▸ **Task requirements**:
Go through the material below and report how many lines contain "GROUP". Give only the number.

-- BEGIN --

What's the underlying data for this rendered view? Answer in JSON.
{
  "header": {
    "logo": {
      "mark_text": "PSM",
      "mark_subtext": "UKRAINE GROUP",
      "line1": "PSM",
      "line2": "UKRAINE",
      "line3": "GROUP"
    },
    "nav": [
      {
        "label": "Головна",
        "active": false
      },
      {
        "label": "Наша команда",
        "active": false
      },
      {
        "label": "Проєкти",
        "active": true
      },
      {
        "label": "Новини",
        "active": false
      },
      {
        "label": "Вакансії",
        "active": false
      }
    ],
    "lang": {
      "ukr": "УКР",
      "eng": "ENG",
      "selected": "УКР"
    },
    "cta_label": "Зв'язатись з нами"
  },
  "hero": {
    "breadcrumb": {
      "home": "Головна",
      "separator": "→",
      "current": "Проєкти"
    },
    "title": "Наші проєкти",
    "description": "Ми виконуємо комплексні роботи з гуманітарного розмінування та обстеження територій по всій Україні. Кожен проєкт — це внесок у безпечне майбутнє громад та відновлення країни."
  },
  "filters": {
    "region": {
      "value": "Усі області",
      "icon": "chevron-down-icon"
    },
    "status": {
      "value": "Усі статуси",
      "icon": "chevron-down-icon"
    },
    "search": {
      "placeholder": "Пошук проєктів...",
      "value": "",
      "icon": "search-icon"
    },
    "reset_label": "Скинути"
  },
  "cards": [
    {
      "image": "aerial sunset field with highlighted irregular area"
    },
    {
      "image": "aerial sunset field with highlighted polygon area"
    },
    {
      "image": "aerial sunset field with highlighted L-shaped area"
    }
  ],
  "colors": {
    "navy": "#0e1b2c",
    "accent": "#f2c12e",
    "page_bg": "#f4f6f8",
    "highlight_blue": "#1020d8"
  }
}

-- END --

▸ **Solution for this task**:
2